[EXERCISE AIM]: In the material below, find all lines with the string "epidmic" and copy them.

* Begin *

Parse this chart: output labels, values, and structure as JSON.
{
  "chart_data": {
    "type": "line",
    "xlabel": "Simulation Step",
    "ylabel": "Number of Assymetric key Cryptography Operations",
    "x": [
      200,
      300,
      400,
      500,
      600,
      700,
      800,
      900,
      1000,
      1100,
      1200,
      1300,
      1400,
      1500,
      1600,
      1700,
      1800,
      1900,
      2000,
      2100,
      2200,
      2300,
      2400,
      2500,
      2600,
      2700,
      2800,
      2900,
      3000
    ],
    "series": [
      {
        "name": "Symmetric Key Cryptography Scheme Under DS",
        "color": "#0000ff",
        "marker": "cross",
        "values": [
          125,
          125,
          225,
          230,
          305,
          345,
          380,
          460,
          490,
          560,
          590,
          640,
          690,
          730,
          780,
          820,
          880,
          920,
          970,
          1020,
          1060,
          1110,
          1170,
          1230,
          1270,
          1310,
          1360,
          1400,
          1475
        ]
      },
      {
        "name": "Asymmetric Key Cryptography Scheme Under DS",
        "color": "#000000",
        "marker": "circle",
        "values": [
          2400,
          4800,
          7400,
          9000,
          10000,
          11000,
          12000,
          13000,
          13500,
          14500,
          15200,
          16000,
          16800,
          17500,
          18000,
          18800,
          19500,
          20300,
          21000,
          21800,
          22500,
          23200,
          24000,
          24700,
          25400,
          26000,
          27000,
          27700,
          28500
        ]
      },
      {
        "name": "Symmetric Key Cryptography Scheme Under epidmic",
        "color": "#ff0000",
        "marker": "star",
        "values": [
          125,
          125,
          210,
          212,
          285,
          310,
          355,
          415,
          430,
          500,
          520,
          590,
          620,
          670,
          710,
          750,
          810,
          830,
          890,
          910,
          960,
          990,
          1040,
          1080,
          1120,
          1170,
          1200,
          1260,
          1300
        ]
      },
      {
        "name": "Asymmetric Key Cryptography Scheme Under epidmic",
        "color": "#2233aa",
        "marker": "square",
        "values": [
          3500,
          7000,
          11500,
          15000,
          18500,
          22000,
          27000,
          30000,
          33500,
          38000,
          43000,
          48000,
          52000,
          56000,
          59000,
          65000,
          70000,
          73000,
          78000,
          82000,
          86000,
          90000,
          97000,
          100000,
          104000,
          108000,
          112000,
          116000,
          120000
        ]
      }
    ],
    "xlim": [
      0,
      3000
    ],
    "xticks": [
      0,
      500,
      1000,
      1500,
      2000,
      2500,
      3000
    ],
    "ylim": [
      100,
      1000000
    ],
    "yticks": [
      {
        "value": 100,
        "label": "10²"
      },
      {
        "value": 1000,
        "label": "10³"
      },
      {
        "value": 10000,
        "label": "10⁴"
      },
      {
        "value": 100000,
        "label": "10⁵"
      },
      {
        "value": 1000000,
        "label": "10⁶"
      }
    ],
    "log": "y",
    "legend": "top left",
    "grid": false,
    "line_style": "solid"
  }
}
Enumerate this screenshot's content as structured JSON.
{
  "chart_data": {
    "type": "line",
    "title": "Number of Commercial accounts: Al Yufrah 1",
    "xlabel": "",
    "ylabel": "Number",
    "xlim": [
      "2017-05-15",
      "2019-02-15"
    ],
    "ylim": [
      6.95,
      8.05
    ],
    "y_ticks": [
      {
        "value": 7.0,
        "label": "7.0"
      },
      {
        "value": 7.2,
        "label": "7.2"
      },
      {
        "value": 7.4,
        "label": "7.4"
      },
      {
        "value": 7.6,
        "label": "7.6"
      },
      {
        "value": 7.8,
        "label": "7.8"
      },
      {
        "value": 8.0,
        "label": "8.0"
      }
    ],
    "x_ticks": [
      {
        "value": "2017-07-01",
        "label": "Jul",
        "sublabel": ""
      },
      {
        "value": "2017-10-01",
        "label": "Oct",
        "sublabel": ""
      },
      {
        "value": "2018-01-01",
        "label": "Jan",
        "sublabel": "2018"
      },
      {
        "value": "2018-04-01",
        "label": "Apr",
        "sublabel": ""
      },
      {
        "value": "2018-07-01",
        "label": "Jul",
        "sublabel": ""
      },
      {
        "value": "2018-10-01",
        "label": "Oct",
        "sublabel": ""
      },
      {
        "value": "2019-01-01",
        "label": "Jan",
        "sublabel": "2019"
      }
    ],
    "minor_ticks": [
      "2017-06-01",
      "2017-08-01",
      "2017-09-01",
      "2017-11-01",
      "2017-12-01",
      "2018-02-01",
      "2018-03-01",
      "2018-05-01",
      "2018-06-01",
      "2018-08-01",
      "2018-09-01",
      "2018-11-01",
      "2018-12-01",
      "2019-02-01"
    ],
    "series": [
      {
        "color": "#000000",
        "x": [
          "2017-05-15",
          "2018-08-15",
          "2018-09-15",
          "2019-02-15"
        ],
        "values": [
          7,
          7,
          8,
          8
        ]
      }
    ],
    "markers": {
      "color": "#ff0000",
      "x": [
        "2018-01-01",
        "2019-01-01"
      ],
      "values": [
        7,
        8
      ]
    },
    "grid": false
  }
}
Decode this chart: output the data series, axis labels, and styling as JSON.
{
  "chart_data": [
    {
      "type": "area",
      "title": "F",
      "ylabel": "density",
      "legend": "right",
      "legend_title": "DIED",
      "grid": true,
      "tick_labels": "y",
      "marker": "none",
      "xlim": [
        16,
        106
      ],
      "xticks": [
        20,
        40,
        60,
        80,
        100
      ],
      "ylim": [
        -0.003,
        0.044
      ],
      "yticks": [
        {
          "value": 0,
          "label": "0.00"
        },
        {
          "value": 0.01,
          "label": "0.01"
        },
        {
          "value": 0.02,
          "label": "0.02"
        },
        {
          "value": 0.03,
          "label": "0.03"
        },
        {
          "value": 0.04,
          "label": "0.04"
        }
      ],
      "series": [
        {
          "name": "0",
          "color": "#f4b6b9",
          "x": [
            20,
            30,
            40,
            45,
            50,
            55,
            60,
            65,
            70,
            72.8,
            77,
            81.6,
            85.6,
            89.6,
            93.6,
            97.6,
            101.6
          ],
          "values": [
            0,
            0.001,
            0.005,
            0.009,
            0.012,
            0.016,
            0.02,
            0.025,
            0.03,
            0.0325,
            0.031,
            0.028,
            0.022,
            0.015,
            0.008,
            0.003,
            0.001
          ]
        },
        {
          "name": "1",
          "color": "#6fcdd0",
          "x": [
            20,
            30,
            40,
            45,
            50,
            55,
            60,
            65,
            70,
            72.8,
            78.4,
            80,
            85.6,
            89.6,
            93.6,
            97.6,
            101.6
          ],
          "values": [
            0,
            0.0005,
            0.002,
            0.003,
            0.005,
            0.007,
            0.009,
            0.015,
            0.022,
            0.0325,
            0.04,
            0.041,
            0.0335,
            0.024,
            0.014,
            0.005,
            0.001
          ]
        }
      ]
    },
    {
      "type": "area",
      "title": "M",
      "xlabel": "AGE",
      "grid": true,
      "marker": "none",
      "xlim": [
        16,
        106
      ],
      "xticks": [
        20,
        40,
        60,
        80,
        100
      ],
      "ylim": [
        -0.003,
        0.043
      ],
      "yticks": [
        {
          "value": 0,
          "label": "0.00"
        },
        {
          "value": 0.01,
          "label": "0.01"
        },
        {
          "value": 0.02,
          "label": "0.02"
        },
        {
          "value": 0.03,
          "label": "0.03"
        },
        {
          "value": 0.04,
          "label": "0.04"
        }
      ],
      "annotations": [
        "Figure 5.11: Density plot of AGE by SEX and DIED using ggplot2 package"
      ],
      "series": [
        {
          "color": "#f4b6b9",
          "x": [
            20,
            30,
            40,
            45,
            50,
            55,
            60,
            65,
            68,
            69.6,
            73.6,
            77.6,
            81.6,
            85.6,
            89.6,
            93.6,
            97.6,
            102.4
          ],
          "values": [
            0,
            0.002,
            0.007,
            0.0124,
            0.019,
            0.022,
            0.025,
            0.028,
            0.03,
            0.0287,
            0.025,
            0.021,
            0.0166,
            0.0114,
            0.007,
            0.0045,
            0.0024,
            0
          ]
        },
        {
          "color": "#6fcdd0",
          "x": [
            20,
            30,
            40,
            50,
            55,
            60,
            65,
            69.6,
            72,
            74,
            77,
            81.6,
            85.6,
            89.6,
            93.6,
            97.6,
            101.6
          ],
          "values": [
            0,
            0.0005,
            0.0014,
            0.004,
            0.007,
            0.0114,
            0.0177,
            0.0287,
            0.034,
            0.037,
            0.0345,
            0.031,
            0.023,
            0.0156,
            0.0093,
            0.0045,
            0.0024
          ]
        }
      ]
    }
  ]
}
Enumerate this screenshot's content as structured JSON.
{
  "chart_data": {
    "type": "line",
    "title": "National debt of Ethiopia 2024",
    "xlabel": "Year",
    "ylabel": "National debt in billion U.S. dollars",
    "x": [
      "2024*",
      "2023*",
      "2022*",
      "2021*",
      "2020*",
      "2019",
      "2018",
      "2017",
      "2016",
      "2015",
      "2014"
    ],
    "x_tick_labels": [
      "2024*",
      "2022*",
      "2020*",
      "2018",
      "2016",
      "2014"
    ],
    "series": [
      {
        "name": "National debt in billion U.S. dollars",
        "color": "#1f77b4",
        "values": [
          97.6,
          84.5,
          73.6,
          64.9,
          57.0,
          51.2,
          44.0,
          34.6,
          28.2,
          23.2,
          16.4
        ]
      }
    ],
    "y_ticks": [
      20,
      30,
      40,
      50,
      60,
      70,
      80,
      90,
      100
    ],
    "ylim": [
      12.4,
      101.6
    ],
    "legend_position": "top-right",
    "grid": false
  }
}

* End *

[RESPONSE TO THIS TASK]:
        "name": "Symmetric Key Cryptography Scheme Under epidmic",
        "name": "Asymmetric Key Cryptography Scheme Under epidmic",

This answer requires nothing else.